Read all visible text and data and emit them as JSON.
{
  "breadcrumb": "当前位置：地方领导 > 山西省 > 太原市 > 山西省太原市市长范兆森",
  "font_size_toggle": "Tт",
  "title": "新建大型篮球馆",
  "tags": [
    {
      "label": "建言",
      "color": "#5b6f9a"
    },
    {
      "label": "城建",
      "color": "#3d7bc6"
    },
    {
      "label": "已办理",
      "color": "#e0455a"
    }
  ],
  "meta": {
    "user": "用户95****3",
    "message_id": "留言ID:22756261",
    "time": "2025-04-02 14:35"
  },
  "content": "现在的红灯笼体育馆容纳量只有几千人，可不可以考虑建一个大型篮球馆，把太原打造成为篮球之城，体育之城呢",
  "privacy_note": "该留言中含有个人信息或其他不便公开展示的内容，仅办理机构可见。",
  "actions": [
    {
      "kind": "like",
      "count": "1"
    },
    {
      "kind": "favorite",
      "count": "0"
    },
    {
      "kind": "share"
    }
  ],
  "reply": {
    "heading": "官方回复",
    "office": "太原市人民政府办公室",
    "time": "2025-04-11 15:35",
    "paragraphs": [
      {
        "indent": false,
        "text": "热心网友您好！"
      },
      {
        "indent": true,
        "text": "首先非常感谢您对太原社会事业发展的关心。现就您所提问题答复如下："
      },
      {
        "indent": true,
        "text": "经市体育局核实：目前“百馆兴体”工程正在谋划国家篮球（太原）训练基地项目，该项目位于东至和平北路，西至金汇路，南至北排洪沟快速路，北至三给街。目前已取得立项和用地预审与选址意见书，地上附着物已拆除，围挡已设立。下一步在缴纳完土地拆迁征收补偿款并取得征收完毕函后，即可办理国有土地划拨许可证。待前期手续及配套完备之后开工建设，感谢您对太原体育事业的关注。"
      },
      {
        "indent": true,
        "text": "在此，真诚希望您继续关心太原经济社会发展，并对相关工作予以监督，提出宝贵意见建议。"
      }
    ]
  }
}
=====
■ EXERCISE ■
Write out the records shown above, exactly as they appear.

■ THE RESULT ■
Read all visible text and data and emit them as JSON.
{
  "breadcrumb": "当前位置：地方领导 > 山西省 > 太原市 > 山西省太原市市长范兆森",
  "font_size_toggle": "Tт",
  "title": "新建大型篮球馆",
  "tags": [
    {
      "label": "建言",
      "color": "#5b6f9a"
    },
    {
      "label": "城建",
      "color": "#3d7bc6"
    },
    {
      "label": "已办理",
      "color": "#e0455a"
    }
  ],
  "meta": {
    "user": "用户95****3",
    "message_id": "留言ID:22756261",
    "time": "2025-04-02 14:35"
  },
  "content": "现在的红灯笼体育馆容纳量只有几千人，可不可以考虑建一个大型篮球馆，把太原打造成为篮球之城，体育之城呢",
  "privacy_note": "该留言中含有个人信息或其他不便公开展示的内容，仅办理机构可见。",
  "actions": [
    {
      "kind": "like",
      "count": "1"
    },
    {
      "kind": "favorite",
      "count": "0"
    },
    {
      "kind": "share"
    }
  ],
  "reply": {
    "heading": "官方回复",
    "office": "太原市人民政府办公室",
    "time": "2025-04-11 15:35",
    "paragraphs": [
      {
        "indent": false,
        "text": "热心网友您好！"
      },
      {
        "indent": true,
        "text": "首先非常感谢您对太原社会事业发展的关心。现就您所提问题答复如下："
      },
      {
        "indent": true,
        "text": "经市体育局核实：目前“百馆兴体”工程正在谋划国家篮球（太原）训练基地项目，该项目位于东至和平北路，西至金汇路，南至北排洪沟快速路，北至三给街。目前已取得立项和用地预审与选址意见书，地上附着物已拆除，围挡已设立。下一步在缴纳完土地拆迁征收补偿款并取得征收完毕函后，即可办理国有土地划拨许可证。待前期手续及配套完备之后开工建设，感谢您对太原体育事业的关注。"
      },
      {
        "indent": true,
        "text": "在此，真诚希望您继续关心太原经济社会发展，并对相关工作予以监督，提出宝贵意见建议。"
      }
    ]
  }
}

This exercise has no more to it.